▶ [The problem] Return the lines below that carry the word "this".

-- start Material for the task --

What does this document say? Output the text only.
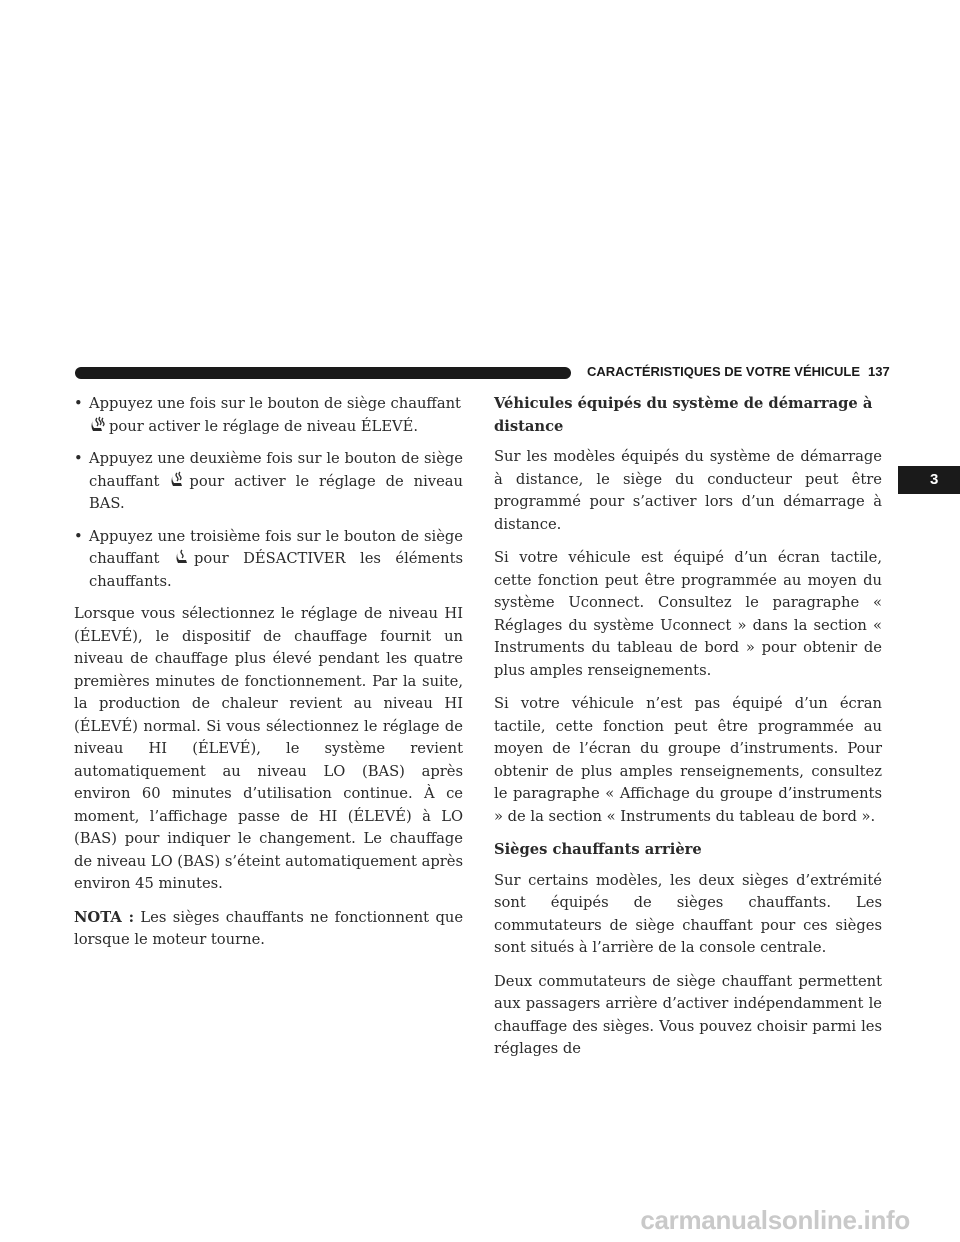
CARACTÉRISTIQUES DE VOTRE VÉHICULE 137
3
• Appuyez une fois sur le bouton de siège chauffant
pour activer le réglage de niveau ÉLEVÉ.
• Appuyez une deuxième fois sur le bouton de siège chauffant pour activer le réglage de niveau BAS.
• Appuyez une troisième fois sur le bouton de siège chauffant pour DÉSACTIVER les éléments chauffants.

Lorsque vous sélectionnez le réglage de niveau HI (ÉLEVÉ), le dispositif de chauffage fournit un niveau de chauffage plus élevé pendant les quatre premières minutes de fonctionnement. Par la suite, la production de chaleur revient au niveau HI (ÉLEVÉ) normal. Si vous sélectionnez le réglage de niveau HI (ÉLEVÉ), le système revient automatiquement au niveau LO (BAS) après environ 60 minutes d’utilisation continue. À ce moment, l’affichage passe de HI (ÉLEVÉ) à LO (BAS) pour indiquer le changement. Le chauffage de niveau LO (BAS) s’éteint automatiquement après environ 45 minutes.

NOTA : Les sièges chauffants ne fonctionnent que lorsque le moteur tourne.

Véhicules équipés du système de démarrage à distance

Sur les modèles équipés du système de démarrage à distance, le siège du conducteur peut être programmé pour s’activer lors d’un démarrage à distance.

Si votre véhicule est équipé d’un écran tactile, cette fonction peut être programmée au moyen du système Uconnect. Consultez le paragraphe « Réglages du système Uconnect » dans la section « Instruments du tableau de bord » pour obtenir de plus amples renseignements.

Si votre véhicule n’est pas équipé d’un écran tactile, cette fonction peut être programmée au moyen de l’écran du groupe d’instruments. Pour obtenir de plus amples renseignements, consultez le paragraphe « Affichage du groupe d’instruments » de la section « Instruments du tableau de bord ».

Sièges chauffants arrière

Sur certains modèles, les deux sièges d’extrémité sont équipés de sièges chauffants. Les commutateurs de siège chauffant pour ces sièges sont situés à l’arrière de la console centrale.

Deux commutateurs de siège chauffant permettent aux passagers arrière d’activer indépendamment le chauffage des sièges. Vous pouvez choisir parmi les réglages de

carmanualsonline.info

-- end Material for the task --
-- start Material for the task --

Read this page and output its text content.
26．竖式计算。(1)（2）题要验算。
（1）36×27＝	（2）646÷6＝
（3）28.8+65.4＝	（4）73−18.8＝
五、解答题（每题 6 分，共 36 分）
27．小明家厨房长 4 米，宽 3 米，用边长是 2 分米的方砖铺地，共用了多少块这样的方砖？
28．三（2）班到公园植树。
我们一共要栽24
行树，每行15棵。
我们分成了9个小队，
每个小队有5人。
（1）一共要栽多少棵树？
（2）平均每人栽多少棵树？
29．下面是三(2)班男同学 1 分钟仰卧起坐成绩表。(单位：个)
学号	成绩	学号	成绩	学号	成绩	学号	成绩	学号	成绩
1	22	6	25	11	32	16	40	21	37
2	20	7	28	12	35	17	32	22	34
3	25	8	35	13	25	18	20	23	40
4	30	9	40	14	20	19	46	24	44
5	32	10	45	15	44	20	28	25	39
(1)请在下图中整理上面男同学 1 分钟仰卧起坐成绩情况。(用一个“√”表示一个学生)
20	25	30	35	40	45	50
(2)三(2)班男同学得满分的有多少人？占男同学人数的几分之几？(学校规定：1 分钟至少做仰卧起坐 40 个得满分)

-- end Material for the task --

▶ [The answer]
What does this document say? Output the text only.
Read this page and output its text content.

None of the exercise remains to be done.